▶ [Task directions] All of the material should be reproduced exactly, with pictures left out.

******

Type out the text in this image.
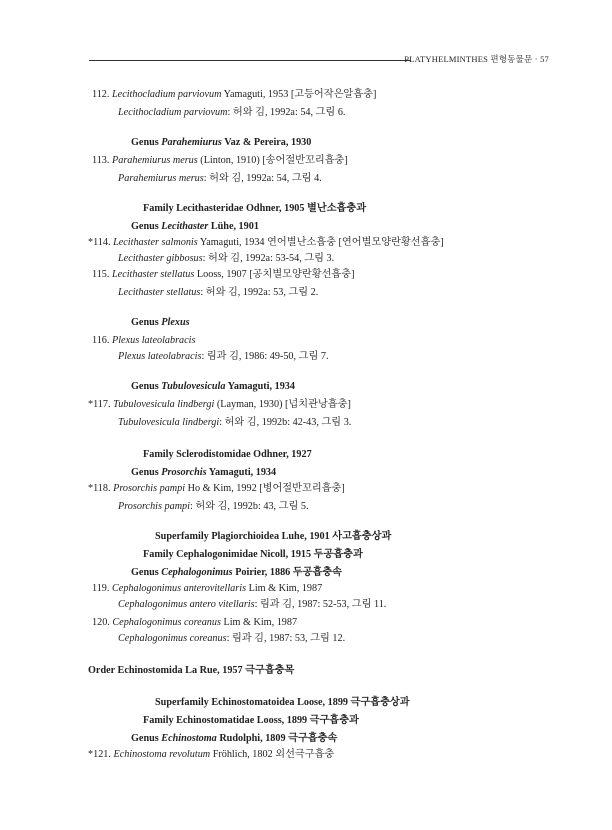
PLATYHELMINTHES 편형동물문 · 57
112. Lecithocladium parviovum Yamaguti, 1953 [고등어작은알흡충]
Lecithocladium parviovum: 허와 김, 1992a: 54, 그림 6.
Genus Parahemiurus Vaz & Pereira, 1930
113. Parahemiurus merus (Linton, 1910) [송어절반꼬리흡충]
Parahemiurus merus: 허와 김, 1992a: 54, 그림 4.
Family Lecithasteridae Odhner, 1905 별난소흡충과
Genus Lecithaster Lühe, 1901
*114. Lecithaster salmonis Yamaguti, 1934 연어별난소흡충 [연어별모양란황선흡충]
Lecithaster gibbosus: 허와 김, 1992a: 53-54, 그림 3.
115. Lecithaster stellatus Looss, 1907 [공치별모양란황선흡충]
Lecithaster stellatus: 허와 김, 1992a: 53, 그림 2.
Genus Plexus
116. Plexus lateolabracis
Plexus lateolabracis: 림과 김, 1986: 49-50, 그림 7.
Genus Tubulovesicula Yamaguti, 1934
*117. Tubulovesicula lindbergi (Layman, 1930) [넙치관낭흡충]
Tubulovesicula lindbergi: 허와 김, 1992b: 42-43, 그림 3.
Family Sclerodistomidae Odhner, 1927
Genus Prosorchis Yamaguti, 1934
*118. Prosorchis pampi Ho & Kim, 1992 [병어절반꼬리흡충]
Prosorchis pampi: 허와 김, 1992b: 43, 그림 5.
Superfamily Plagiorchioidea Luhe, 1901 사고흡충상과
Family Cephalogonimidae Nicoll, 1915 두공흡충과
Genus Cephalogonimus Poirier, 1886 두공흡충속
119. Cephalogonimus anterovitellaris Lim & Kim, 1987
Cephalogonimus antero vitellaris: 림과 김, 1987: 52-53, 그림 11.
120. Cephalogonimus coreanus Lim & Kim, 1987
Cephalogonimus coreanus: 림과 김, 1987: 53, 그림 12.
Order Echinostomida La Rue, 1957 극구흡충목
Superfamily Echinostomatoidea Loose, 1899 극구흡충상과
Family Echinostomatidae Looss, 1899 극구흡충과
Genus Echinostoma Rudolphi, 1809 극구흡충속
*121. Echinostoma revolutum Fröhlich, 1802 외선극구흡충
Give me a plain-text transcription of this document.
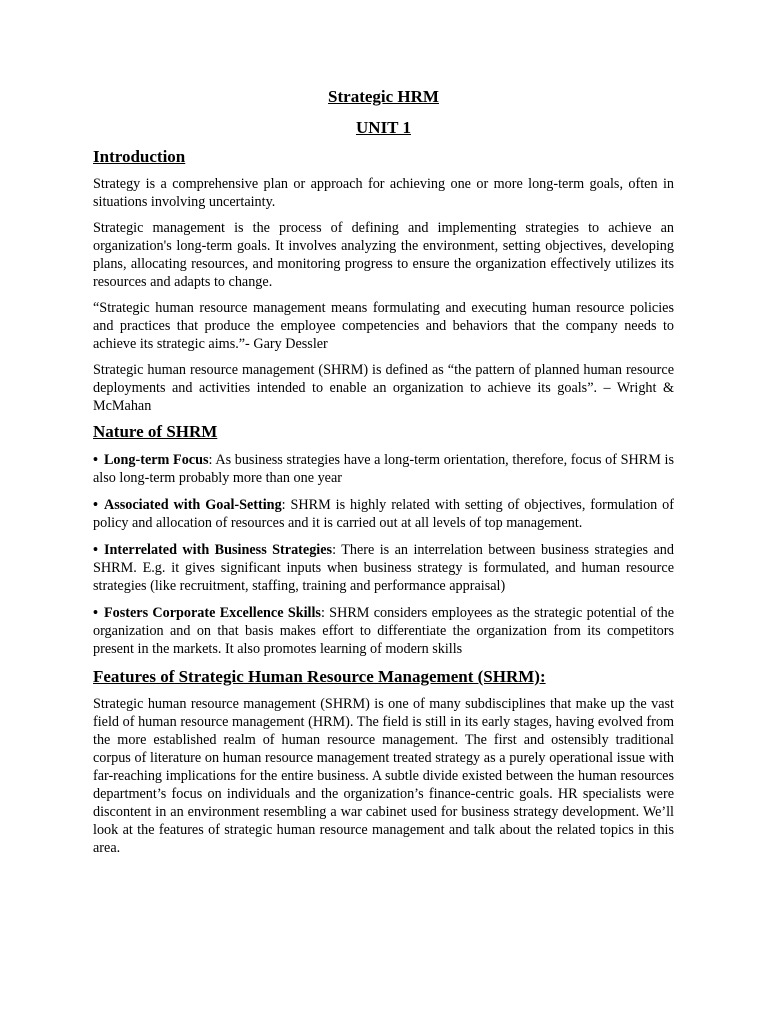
Strategic HRM
UNIT 1
Introduction

Strategy is a comprehensive plan or approach for achieving one or more long-term goals, often in situations involving uncertainty.

Strategic management is the process of defining and implementing strategies to achieve an organization's long-term goals. It involves analyzing the environment, setting objectives, developing plans, allocating resources, and monitoring progress to ensure the organization effectively utilizes its resources and adapts to change.

“Strategic human resource management means formulating and executing human resource policies and practices that produce the employee competencies and behaviors that the company needs to achieve its strategic aims.”- Gary Dessler

Strategic human resource management (SHRM) is defined as “the pattern of planned human resource deployments and activities intended to enable an organization to achieve its goals”. – Wright & McMahan

Nature of SHRM

• Long-term Focus: As business strategies have a long-term orientation, therefore, focus of SHRM is also long-term probably more than one year

• Associated with Goal-Setting: SHRM is highly related with setting of objectives, formulation of policy and allocation of resources and it is carried out at all levels of top management.

• Interrelated with Business Strategies: There is an interrelation between business strategies and SHRM. E.g. it gives significant inputs when business strategy is formulated, and human resource strategies (like recruitment, staffing, training and performance appraisal)

• Fosters Corporate Excellence Skills: SHRM considers employees as the strategic potential of the organization and on that basis makes effort to differentiate the organization from its competitors present in the markets. It also promotes learning of modern skills

Features of Strategic Human Resource Management (SHRM):

Strategic human resource management (SHRM) is one of many subdisciplines that make up the vast field of human resource management (HRM). The field is still in its early stages, having evolved from the more established realm of human resource management. The first and ostensibly traditional corpus of literature on human resource management treated strategy as a purely operational issue with far-reaching implications for the entire business. A subtle divide existed between the human resources department’s focus on individuals and the organization’s finance-centric goals. HR specialists were discontent in an environment resembling a war cabinet used for business strategy development. We’ll look at the features of strategic human resource management and talk about the related topics in this area.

******

▶ [Exercise output]
Type out the text in this image.
PLATYHELMINTHES 편형동물문 · 57
112. Lecithocladium parviovum Yamaguti, 1953 [고등어작은알흡충]
Lecithocladium parviovum: 허와 김, 1992a: 54, 그림 6.
Genus Parahemiurus Vaz & Pereira, 1930
113. Parahemiurus merus (Linton, 1910) [송어절반꼬리흡충]
Parahemiurus merus: 허와 김, 1992a: 54, 그림 4.
Family Lecithasteridae Odhner, 1905 별난소흡충과
Genus Lecithaster Lühe, 1901
*114. Lecithaster salmonis Yamaguti, 1934 연어별난소흡충 [연어별모양란황선흡충]
Lecithaster gibbosus: 허와 김, 1992a: 53-54, 그림 3.
115. Lecithaster stellatus Looss, 1907 [공치별모양란황선흡충]
Lecithaster stellatus: 허와 김, 1992a: 53, 그림 2.
Genus Plexus
116. Plexus lateolabracis
Plexus lateolabracis: 림과 김, 1986: 49-50, 그림 7.
Genus Tubulovesicula Yamaguti, 1934
*117. Tubulovesicula lindbergi (Layman, 1930) [넙치관낭흡충]
Tubulovesicula lindbergi: 허와 김, 1992b: 42-43, 그림 3.
Family Sclerodistomidae Odhner, 1927
Genus Prosorchis Yamaguti, 1934
*118. Prosorchis pampi Ho & Kim, 1992 [병어절반꼬리흡충]
Prosorchis pampi: 허와 김, 1992b: 43, 그림 5.
Superfamily Plagiorchioidea Luhe, 1901 사고흡충상과
Family Cephalogonimidae Nicoll, 1915 두공흡충과
Genus Cephalogonimus Poirier, 1886 두공흡충속
119. Cephalogonimus anterovitellaris Lim & Kim, 1987
Cephalogonimus antero vitellaris: 림과 김, 1987: 52-53, 그림 11.
120. Cephalogonimus coreanus Lim & Kim, 1987
Cephalogonimus coreanus: 림과 김, 1987: 53, 그림 12.
Order Echinostomida La Rue, 1957 극구흡충목
Superfamily Echinostomatoidea Loose, 1899 극구흡충상과
Family Echinostomatidae Looss, 1899 극구흡충과
Genus Echinostoma Rudolphi, 1809 극구흡충속
*121. Echinostoma revolutum Fröhlich, 1802 외선극구흡충
Give me a plain-text transcription of this document.
Strategic HRM
UNIT 1
Introduction

Strategy is a comprehensive plan or approach for achieving one or more long-term goals, often in situations involving uncertainty.

Strategic management is the process of defining and implementing strategies to achieve an organization's long-term goals. It involves analyzing the environment, setting objectives, developing plans, allocating resources, and monitoring progress to ensure the organization effectively utilizes its resources and adapts to change.

“Strategic human resource management means formulating and executing human resource policies and practices that produce the employee competencies and behaviors that the company needs to achieve its strategic aims.”- Gary Dessler

Strategic human resource management (SHRM) is defined as “the pattern of planned human resource deployments and activities intended to enable an organization to achieve its goals”. – Wright & McMahan

Nature of SHRM

• Long-term Focus: As business strategies have a long-term orientation, therefore, focus of SHRM is also long-term probably more than one year

• Associated with Goal-Setting: SHRM is highly related with setting of objectives, formulation of policy and allocation of resources and it is carried out at all levels of top management.

• Interrelated with Business Strategies: There is an interrelation between business strategies and SHRM. E.g. it gives significant inputs when business strategy is formulated, and human resource strategies (like recruitment, staffing, training and performance appraisal)

• Fosters Corporate Excellence Skills: SHRM considers employees as the strategic potential of the organization and on that basis makes effort to differentiate the organization from its competitors present in the markets. It also promotes learning of modern skills

Features of Strategic Human Resource Management (SHRM):

Strategic human resource management (SHRM) is one of many subdisciplines that make up the vast field of human resource management (HRM). The field is still in its early stages, having evolved from the more established realm of human resource management. The first and ostensibly traditional corpus of literature on human resource management treated strategy as a purely operational issue with far-reaching implications for the entire business. A subtle divide existed between the human resources department’s focus on individuals and the organization’s finance-centric goals. HR specialists were discontent in an environment resembling a war cabinet used for business strategy development. We’ll look at the features of strategic human resource management and talk about the related topics in this area.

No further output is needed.